Read through the entries below and return each line with the word "大自然的回报".

### Dataset

=====

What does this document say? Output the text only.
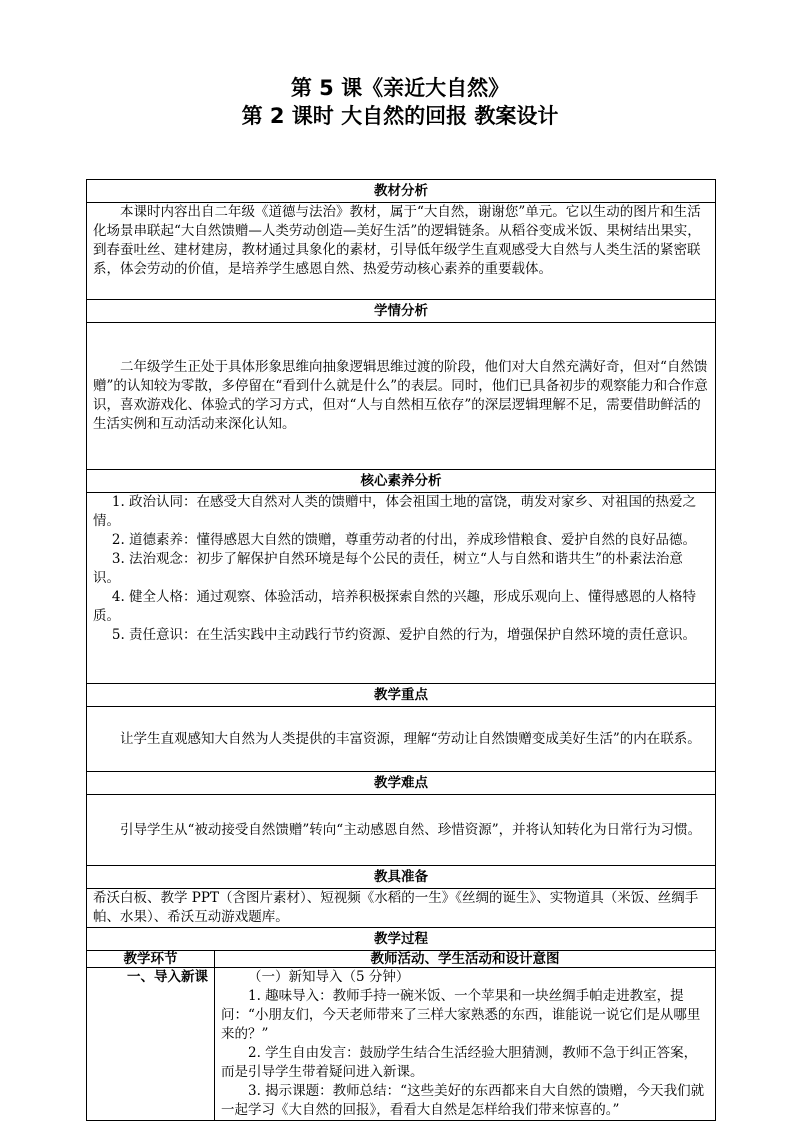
第 5 课《亲近大自然》
第 2 课时 大自然的回报 教案设计
教材分析	

本课时内容出自二年级《道德与法治》教材，属于“大自然，谢谢您”单元。它以生动的图片和生活化场景串联起“大自然馈赠—人类劳动创造—美好生活”的逻辑链条。从稻谷变成米饭、果树结出果实，到春蚕吐丝、建材建房，教材通过具象化的素材，引导低年级学生直观感受大自然与人类生活的紧密联系，体会劳动的价值，是培养学生感恩自然、热爱劳动核心素养的重要载体。	

学情分析	

二年级学生正处于具体形象思维向抽象逻辑思维过渡的阶段，他们对大自然充满好奇，但对“自然馈赠”的认知较为零散，多停留在“看到什么就是什么”的表层。同时，他们已具备初步的观察能力和合作意识，喜欢游戏化、体验式的学习方式，但对“人与自然相互依存”的深层逻辑理解不足，需要借助鲜活的生活实例和互动活动来深化认知。	

核心素养分析	

1. 政治认同：在感受大自然对人类的馈赠中，体会祖国土地的富饶，萌发对家乡、对祖国的热爱之情。

2. 道德素养：懂得感恩大自然的馈赠，尊重劳动者的付出，养成珍惜粮食、爱护自然的良好品德。

3. 法治观念：初步了解保护自然环境是每个公民的责任，树立“人与自然和谐共生”的朴素法治意识。

4. 健全人格：通过观察、体验活动，培养积极探索自然的兴趣，形成乐观向上、懂得感恩的人格特质。

5. 责任意识：在生活实践中主动践行节约资源、爱护自然的行为，增强保护自然环境的责任意识。	

教学重点	

让学生直观感知大自然为人类提供的丰富资源，理解“劳动让自然馈赠变成美好生活”的内在联系。	

教学难点	

引导学生从“被动接受自然馈赠”转向“主动感恩自然、珍惜资源”，并将认知转化为日常行为习惯。	

教具准备	

希沃白板、教学 PPT（含图片素材）、短视频《水稻的一生》《丝绸的诞生》、实物道具（米饭、丝绸手帕、水果）、希沃互动游戏题库。	

教学过程	
教学环节	教师活动、学生活动和设计意图
一、导入新课	（一）新知导入（5 分钟）

1. 趣味导入：教师手持一碗米饭、一个苹果和一块丝绸手帕走进教室，提问：“小朋友们，今天老师带来了三样大家熟悉的东西，谁能说一说它们是从哪里来的？”

2. 学生自由发言：鼓励学生结合生活经验大胆猜测，教师不急于纠正答案，而是引导学生带着疑问进入新课。

3. 揭示课题：教师总结：“这些美好的东西都来自大自然的馈赠，今天我们就一起学习《大自然的回报》，看看大自然是怎样给我们带来惊喜的。”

=====

### Result of the exercise
第 2 课时 大自然的回报 教案设计
3. 揭示课题：教师总结：“这些美好的东西都来自大自然的馈赠，今天我们就一起学习《大自然的回报》，看看大自然是怎样给我们带来惊喜的。”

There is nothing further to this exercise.